§ INSTRUCTION:
Gather, from the data below, each line in which the word "Modeling" occurs.

** Begin RECORDS FOR THIS TASK **

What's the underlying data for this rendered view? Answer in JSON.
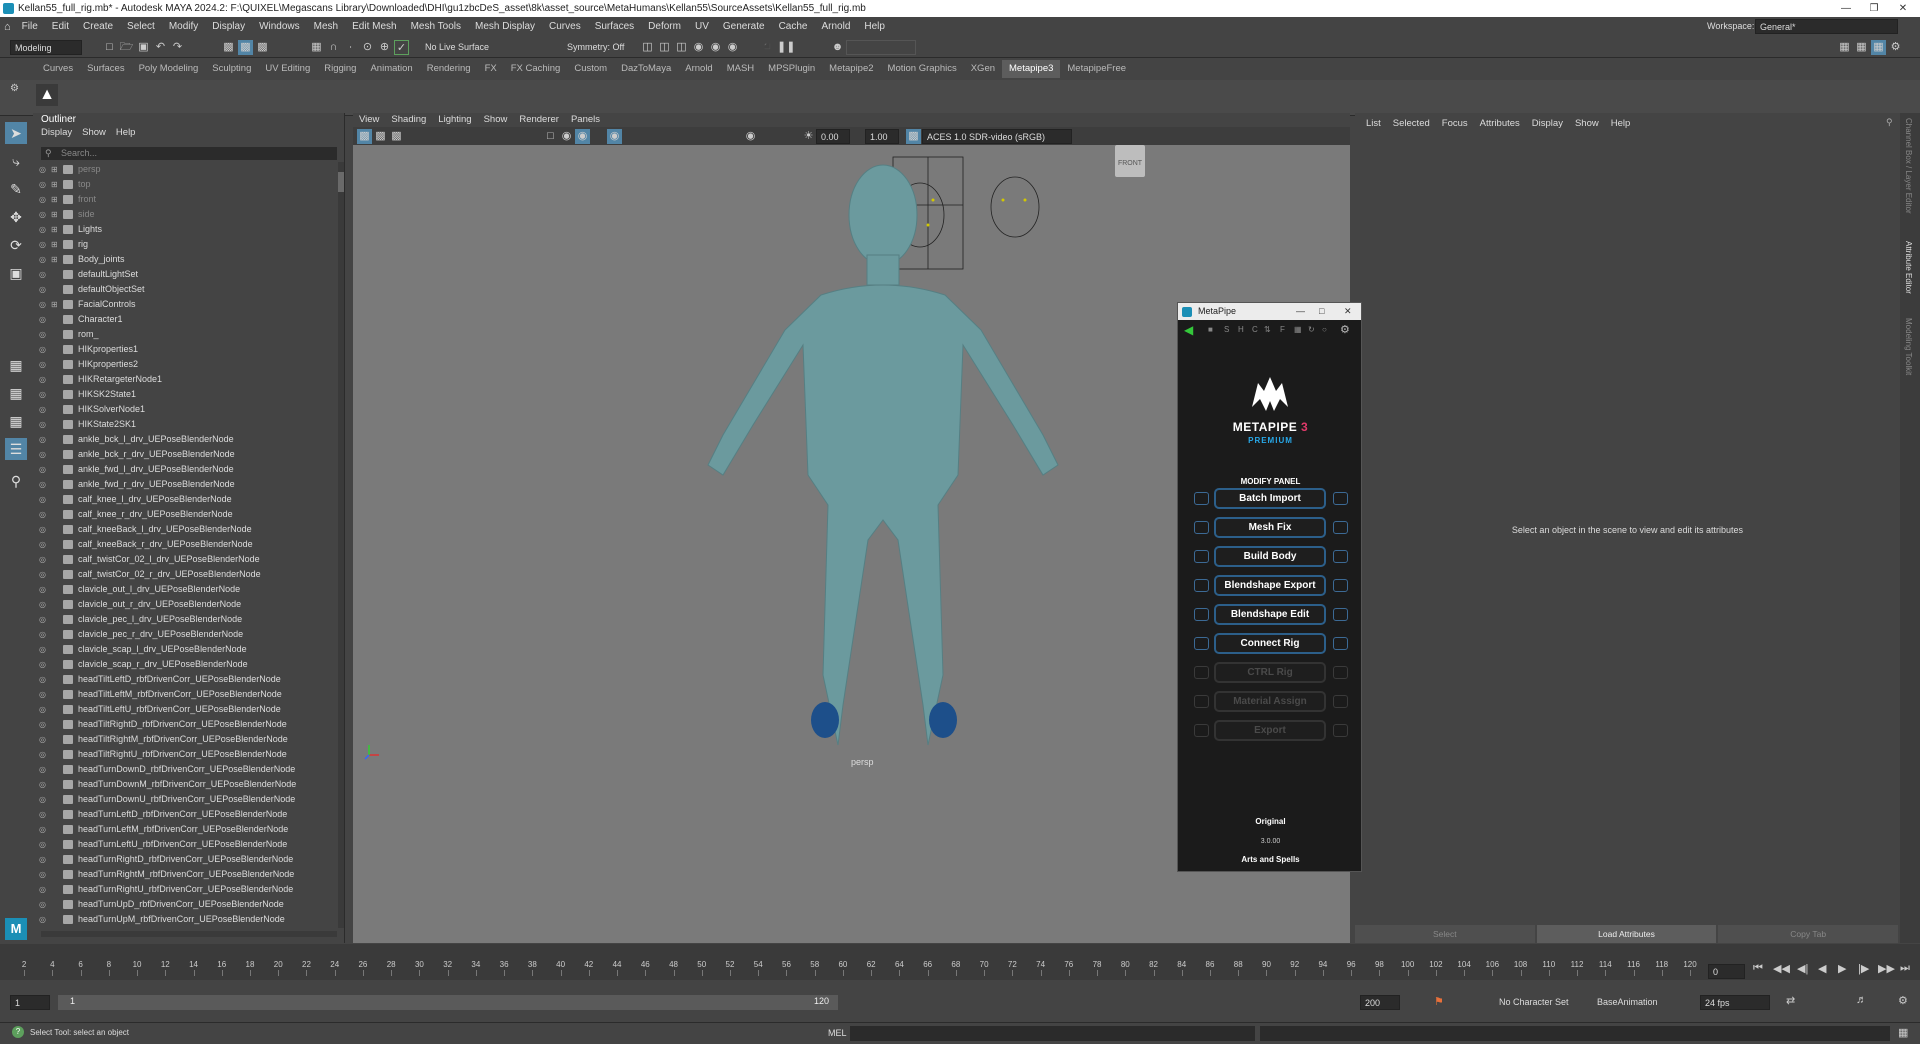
{
  "window": {
    "title": "Kellan55_full_rig.mb* - Autodesk MAYA 2024.2: F:\\QUIXEL\\Megascans Library\\Downloaded\\DHI\\gu1zbcDeS_asset\\8k\\asset_source\\MetaHumans\\Kellan55\\SourceAssets\\Kellan55_full_rig.mb"
  },
  "menubar": [
    "File",
    "Edit",
    "Create",
    "Select",
    "Modify",
    "Display",
    "Windows",
    "Mesh",
    "Edit Mesh",
    "Mesh Tools",
    "Mesh Display",
    "Curves",
    "Surfaces",
    "Deform",
    "UV",
    "Generate",
    "Cache",
    "Arnold",
    "Help"
  ],
  "workspace": {
    "label": "Workspace:",
    "value": "General*"
  },
  "statusline": {
    "mode": "Modeling",
    "live_surface": "No Live Surface",
    "symmetry": "Symmetry: Off"
  },
  "shelf_tabs": [
    "Curves",
    "Surfaces",
    "Poly Modeling",
    "Sculpting",
    "UV Editing",
    "Rigging",
    "Animation",
    "Rendering",
    "FX",
    "FX Caching",
    "Custom",
    "DazToMaya",
    "Arnold",
    "MASH",
    "MPSPlugin",
    "Metapipe2",
    "Motion Graphics",
    "XGen",
    "Metapipe3",
    "MetapipeFree"
  ],
  "active_shelf": "Metapipe3",
  "outliner": {
    "title": "Outliner",
    "menu": [
      "Display",
      "Show",
      "Help"
    ],
    "search_placeholder": "Search...",
    "items": [
      {
        "label": "persp",
        "dim": true,
        "exp": true
      },
      {
        "label": "top",
        "dim": true,
        "exp": true
      },
      {
        "label": "front",
        "dim": true,
        "exp": true
      },
      {
        "label": "side",
        "dim": true,
        "exp": true
      },
      {
        "label": "Lights",
        "exp": true
      },
      {
        "label": "rig",
        "exp": true
      },
      {
        "label": "Body_joints",
        "exp": true
      },
      {
        "label": "defaultLightSet"
      },
      {
        "label": "defaultObjectSet"
      },
      {
        "label": "FacialControls",
        "exp": true
      },
      {
        "label": "Character1"
      },
      {
        "label": "rom_"
      },
      {
        "label": "HIKproperties1"
      },
      {
        "label": "HIKproperties2"
      },
      {
        "label": "HIKRetargeterNode1"
      },
      {
        "label": "HIKSK2State1"
      },
      {
        "label": "HIKSolverNode1"
      },
      {
        "label": "HIKState2SK1"
      },
      {
        "label": "ankle_bck_l_drv_UEPoseBlenderNode"
      },
      {
        "label": "ankle_bck_r_drv_UEPoseBlenderNode"
      },
      {
        "label": "ankle_fwd_l_drv_UEPoseBlenderNode"
      },
      {
        "label": "ankle_fwd_r_drv_UEPoseBlenderNode"
      },
      {
        "label": "calf_knee_l_drv_UEPoseBlenderNode"
      },
      {
        "label": "calf_knee_r_drv_UEPoseBlenderNode"
      },
      {
        "label": "calf_kneeBack_l_drv_UEPoseBlenderNode"
      },
      {
        "label": "calf_kneeBack_r_drv_UEPoseBlenderNode"
      },
      {
        "label": "calf_twistCor_02_l_drv_UEPoseBlenderNode"
      },
      {
        "label": "calf_twistCor_02_r_drv_UEPoseBlenderNode"
      },
      {
        "label": "clavicle_out_l_drv_UEPoseBlenderNode"
      },
      {
        "label": "clavicle_out_r_drv_UEPoseBlenderNode"
      },
      {
        "label": "clavicle_pec_l_drv_UEPoseBlenderNode"
      },
      {
        "label": "clavicle_pec_r_drv_UEPoseBlenderNode"
      },
      {
        "label": "clavicle_scap_l_drv_UEPoseBlenderNode"
      },
      {
        "label": "clavicle_scap_r_drv_UEPoseBlenderNode"
      },
      {
        "label": "headTiltLeftD_rbfDrivenCorr_UEPoseBlenderNode"
      },
      {
        "label": "headTiltLeftM_rbfDrivenCorr_UEPoseBlenderNode"
      },
      {
        "label": "headTiltLeftU_rbfDrivenCorr_UEPoseBlenderNode"
      },
      {
        "label": "headTiltRightD_rbfDrivenCorr_UEPoseBlenderNode"
      },
      {
        "label": "headTiltRightM_rbfDrivenCorr_UEPoseBlenderNode"
      },
      {
        "label": "headTiltRightU_rbfDrivenCorr_UEPoseBlenderNode"
      },
      {
        "label": "headTurnDownD_rbfDrivenCorr_UEPoseBlenderNode"
      },
      {
        "label": "headTurnDownM_rbfDrivenCorr_UEPoseBlenderNode"
      },
      {
        "label": "headTurnDownU_rbfDrivenCorr_UEPoseBlenderNode"
      },
      {
        "label": "headTurnLeftD_rbfDrivenCorr_UEPoseBlenderNode"
      },
      {
        "label": "headTurnLeftM_rbfDrivenCorr_UEPoseBlenderNode"
      },
      {
        "label": "headTurnLeftU_rbfDrivenCorr_UEPoseBlenderNode"
      },
      {
        "label": "headTurnRightD_rbfDrivenCorr_UEPoseBlenderNode"
      },
      {
        "label": "headTurnRightM_rbfDrivenCorr_UEPoseBlenderNode"
      },
      {
        "label": "headTurnRightU_rbfDrivenCorr_UEPoseBlenderNode"
      },
      {
        "label": "headTurnUpD_rbfDrivenCorr_UEPoseBlenderNode"
      },
      {
        "label": "headTurnUpM_rbfDrivenCorr_UEPoseBlenderNode"
      }
    ]
  },
  "viewport": {
    "menu": [
      "View",
      "Shading",
      "Lighting",
      "Show",
      "Renderer",
      "Panels"
    ],
    "exposure": "0.00",
    "gamma": "1.00",
    "color_space": "ACES 1.0 SDR-video (sRGB)",
    "camera_label": "persp",
    "viewcube_label": "FRONT"
  },
  "attribute_editor": {
    "menu": [
      "List",
      "Selected",
      "Focus",
      "Attributes",
      "Display",
      "Show",
      "Help"
    ],
    "empty_message": "Select an object in the scene to view and edit its attributes",
    "bottom_buttons": [
      "Select",
      "Load Attributes",
      "Copy Tab"
    ]
  },
  "right_strip_tabs": [
    "Channel Box / Layer Editor",
    "Attribute Editor",
    "Modeling Toolkit"
  ],
  "metapipe": {
    "title": "MetaPipe",
    "toolbar_icons": [
      "back-arrow",
      "mode-icon",
      "S",
      "H",
      "C",
      "arrows",
      "F",
      "layout",
      "refresh",
      "circle"
    ],
    "brand": "METAPIPE",
    "brand_version": "3",
    "edition": "PREMIUM",
    "panel_title": "MODIFY PANEL",
    "buttons": [
      {
        "label": "Batch Import",
        "enabled": true
      },
      {
        "label": "Mesh Fix",
        "enabled": true
      },
      {
        "label": "Build Body",
        "enabled": true
      },
      {
        "label": "Blendshape Export",
        "enabled": true
      },
      {
        "label": "Blendshape Edit",
        "enabled": true
      },
      {
        "label": "Connect Rig",
        "enabled": true
      },
      {
        "label": "CTRL Rig",
        "enabled": false
      },
      {
        "label": "Material Assign",
        "enabled": false
      },
      {
        "label": "Export",
        "enabled": false
      }
    ],
    "footer_mode": "Original",
    "footer_version": "3.0.00",
    "footer_author": "Arts and Spells"
  },
  "timeslider": {
    "ticks": [
      2,
      4,
      6,
      8,
      10,
      12,
      14,
      16,
      18,
      20,
      22,
      24,
      26,
      28,
      30,
      32,
      34,
      36,
      38,
      40,
      42,
      44,
      46,
      48,
      50,
      52,
      54,
      56,
      58,
      60,
      62,
      64,
      66,
      68,
      70,
      72,
      74,
      76,
      78,
      80,
      82,
      84,
      86,
      88,
      90,
      92,
      94,
      96,
      98,
      100,
      102,
      104,
      106,
      108,
      110,
      112,
      114,
      116,
      118,
      120
    ],
    "current_frame": "0"
  },
  "range": {
    "start": "1",
    "inner_start": "1",
    "inner_end": "120",
    "end": "200",
    "character_set": "No Character Set",
    "anim_layer": "BaseAnimation",
    "fps": "24 fps"
  },
  "cmdline": {
    "help": "Select Tool: select an object",
    "mel_label": "MEL"
  }
}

** End RECORDS FOR THIS TASK **

§ EXERCISE RESULT:
    "mode": "Modeling",
    "Poly Modeling",
    "Modeling Toolkit"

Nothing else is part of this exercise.